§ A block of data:
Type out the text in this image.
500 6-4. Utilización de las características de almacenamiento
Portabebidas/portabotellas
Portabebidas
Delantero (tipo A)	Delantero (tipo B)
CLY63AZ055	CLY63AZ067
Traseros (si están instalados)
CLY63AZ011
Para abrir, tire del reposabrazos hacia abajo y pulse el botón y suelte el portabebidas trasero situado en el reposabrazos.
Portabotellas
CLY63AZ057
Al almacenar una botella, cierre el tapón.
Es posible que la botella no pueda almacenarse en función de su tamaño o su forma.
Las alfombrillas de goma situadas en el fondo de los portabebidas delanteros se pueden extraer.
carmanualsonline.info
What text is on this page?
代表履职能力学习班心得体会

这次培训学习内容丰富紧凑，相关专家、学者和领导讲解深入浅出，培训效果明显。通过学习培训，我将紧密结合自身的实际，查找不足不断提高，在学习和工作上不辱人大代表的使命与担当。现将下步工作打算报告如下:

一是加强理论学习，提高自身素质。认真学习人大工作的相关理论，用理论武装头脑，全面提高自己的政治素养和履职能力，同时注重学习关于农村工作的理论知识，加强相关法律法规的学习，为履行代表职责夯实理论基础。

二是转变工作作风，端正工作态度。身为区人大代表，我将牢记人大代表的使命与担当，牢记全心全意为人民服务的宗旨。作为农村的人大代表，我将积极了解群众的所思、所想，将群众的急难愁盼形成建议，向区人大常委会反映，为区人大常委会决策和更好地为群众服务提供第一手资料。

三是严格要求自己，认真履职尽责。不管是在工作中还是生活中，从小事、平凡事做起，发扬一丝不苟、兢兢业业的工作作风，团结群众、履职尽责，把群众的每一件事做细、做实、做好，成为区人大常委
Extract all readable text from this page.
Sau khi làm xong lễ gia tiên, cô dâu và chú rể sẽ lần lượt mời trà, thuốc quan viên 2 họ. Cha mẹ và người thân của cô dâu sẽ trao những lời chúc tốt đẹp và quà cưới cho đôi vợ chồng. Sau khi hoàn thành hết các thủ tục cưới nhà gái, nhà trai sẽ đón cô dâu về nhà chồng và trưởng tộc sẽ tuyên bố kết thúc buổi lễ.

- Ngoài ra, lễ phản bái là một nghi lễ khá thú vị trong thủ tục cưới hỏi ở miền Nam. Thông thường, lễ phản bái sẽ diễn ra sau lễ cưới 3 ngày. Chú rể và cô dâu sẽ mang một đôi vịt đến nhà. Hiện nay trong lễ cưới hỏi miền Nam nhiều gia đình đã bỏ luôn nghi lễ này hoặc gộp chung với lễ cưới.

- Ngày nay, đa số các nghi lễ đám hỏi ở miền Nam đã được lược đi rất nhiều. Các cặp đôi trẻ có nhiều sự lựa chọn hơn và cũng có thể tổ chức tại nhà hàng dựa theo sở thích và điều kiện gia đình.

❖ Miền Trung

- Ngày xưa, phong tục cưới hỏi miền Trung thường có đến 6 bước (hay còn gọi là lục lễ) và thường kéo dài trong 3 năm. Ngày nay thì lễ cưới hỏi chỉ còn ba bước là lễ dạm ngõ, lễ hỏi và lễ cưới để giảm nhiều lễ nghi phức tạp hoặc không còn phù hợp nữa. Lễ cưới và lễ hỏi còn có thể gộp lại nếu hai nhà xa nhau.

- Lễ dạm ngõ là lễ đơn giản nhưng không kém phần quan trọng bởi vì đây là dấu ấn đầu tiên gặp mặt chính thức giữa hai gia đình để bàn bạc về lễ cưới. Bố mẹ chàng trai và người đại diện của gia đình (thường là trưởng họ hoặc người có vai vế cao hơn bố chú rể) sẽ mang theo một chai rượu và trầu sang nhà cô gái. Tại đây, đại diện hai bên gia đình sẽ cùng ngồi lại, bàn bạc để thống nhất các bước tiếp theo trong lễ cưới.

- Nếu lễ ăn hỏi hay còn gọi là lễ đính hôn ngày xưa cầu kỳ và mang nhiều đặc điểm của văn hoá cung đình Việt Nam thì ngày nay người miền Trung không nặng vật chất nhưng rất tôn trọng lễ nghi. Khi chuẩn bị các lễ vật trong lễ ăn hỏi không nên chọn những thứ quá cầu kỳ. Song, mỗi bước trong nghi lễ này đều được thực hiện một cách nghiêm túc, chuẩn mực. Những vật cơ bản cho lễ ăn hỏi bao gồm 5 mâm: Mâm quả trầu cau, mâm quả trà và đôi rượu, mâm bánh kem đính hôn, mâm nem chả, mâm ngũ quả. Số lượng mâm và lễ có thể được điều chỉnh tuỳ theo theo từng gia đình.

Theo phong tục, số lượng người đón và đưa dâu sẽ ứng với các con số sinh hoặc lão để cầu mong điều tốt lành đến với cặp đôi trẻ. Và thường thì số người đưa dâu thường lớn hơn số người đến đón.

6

§ Required work: Write the material out again word for word.

§ Response to the exercise:
Type out the text in this image.
500 6-4. Utilización de las características de almacenamiento
Portabebidas/portabotellas
Portabebidas
Delantero (tipo A)	Delantero (tipo B)
CLY63AZ055	CLY63AZ067
Traseros (si están instalados)
CLY63AZ011
Para abrir, tire del reposabrazos hacia abajo y pulse el botón y suelte el portabebidas trasero situado en el reposabrazos.
Portabotellas
CLY63AZ057
Al almacenar una botella, cierre el tapón.
Es posible que la botella no pueda almacenarse en función de su tamaño o su forma.
Las alfombrillas de goma situadas en el fondo de los portabebidas delanteros se pueden extraer.
carmanualsonline.info
What text is on this page?
代表履职能力学习班心得体会

这次培训学习内容丰富紧凑，相关专家、学者和领导讲解深入浅出，培训效果明显。通过学习培训，我将紧密结合自身的实际，查找不足不断提高，在学习和工作上不辱人大代表的使命与担当。现将下步工作打算报告如下:

一是加强理论学习，提高自身素质。认真学习人大工作的相关理论，用理论武装头脑，全面提高自己的政治素养和履职能力，同时注重学习关于农村工作的理论知识，加强相关法律法规的学习，为履行代表职责夯实理论基础。

二是转变工作作风，端正工作态度。身为区人大代表，我将牢记人大代表的使命与担当，牢记全心全意为人民服务的宗旨。作为农村的人大代表，我将积极了解群众的所思、所想，将群众的急难愁盼形成建议，向区人大常委会反映，为区人大常委会决策和更好地为群众服务提供第一手资料。

三是严格要求自己，认真履职尽责。不管是在工作中还是生活中，从小事、平凡事做起，发扬一丝不苟、兢兢业业的工作作风，团结群众、履职尽责，把群众的每一件事做细、做实、做好，成为区人大常委
Extract all readable text from this page.
Sau khi làm xong lễ gia tiên, cô dâu và chú rể sẽ lần lượt mời trà, thuốc quan viên 2 họ. Cha mẹ và người thân của cô dâu sẽ trao những lời chúc tốt đẹp và quà cưới cho đôi vợ chồng. Sau khi hoàn thành hết các thủ tục cưới nhà gái, nhà trai sẽ đón cô dâu về nhà chồng và trưởng tộc sẽ tuyên bố kết thúc buổi lễ.

- Ngoài ra, lễ phản bái là một nghi lễ khá thú vị trong thủ tục cưới hỏi ở miền Nam. Thông thường, lễ phản bái sẽ diễn ra sau lễ cưới 3 ngày. Chú rể và cô dâu sẽ mang một đôi vịt đến nhà. Hiện nay trong lễ cưới hỏi miền Nam nhiều gia đình đã bỏ luôn nghi lễ này hoặc gộp chung với lễ cưới.

- Ngày nay, đa số các nghi lễ đám hỏi ở miền Nam đã được lược đi rất nhiều. Các cặp đôi trẻ có nhiều sự lựa chọn hơn và cũng có thể tổ chức tại nhà hàng dựa theo sở thích và điều kiện gia đình.

❖ Miền Trung

- Ngày xưa, phong tục cưới hỏi miền Trung thường có đến 6 bước (hay còn gọi là lục lễ) và thường kéo dài trong 3 năm. Ngày nay thì lễ cưới hỏi chỉ còn ba bước là lễ dạm ngõ, lễ hỏi và lễ cưới để giảm nhiều lễ nghi phức tạp hoặc không còn phù hợp nữa. Lễ cưới và lễ hỏi còn có thể gộp lại nếu hai nhà xa nhau.

- Lễ dạm ngõ là lễ đơn giản nhưng không kém phần quan trọng bởi vì đây là dấu ấn đầu tiên gặp mặt chính thức giữa hai gia đình để bàn bạc về lễ cưới. Bố mẹ chàng trai và người đại diện của gia đình (thường là trưởng họ hoặc người có vai vế cao hơn bố chú rể) sẽ mang theo một chai rượu và trầu sang nhà cô gái. Tại đây, đại diện hai bên gia đình sẽ cùng ngồi lại, bàn bạc để thống nhất các bước tiếp theo trong lễ cưới.

- Nếu lễ ăn hỏi hay còn gọi là lễ đính hôn ngày xưa cầu kỳ và mang nhiều đặc điểm của văn hoá cung đình Việt Nam thì ngày nay người miền Trung không nặng vật chất nhưng rất tôn trọng lễ nghi. Khi chuẩn bị các lễ vật trong lễ ăn hỏi không nên chọn những thứ quá cầu kỳ. Song, mỗi bước trong nghi lễ này đều được thực hiện một cách nghiêm túc, chuẩn mực. Những vật cơ bản cho lễ ăn hỏi bao gồm 5 mâm: Mâm quả trầu cau, mâm quả trà và đôi rượu, mâm bánh kem đính hôn, mâm nem chả, mâm ngũ quả. Số lượng mâm và lễ có thể được điều chỉnh tuỳ theo theo từng gia đình.

Theo phong tục, số lượng người đón và đưa dâu sẽ ứng với các con số sinh hoặc lão để cầu mong điều tốt lành đến với cặp đôi trẻ. Và thường thì số người đưa dâu thường lớn hơn số người đến đón.

6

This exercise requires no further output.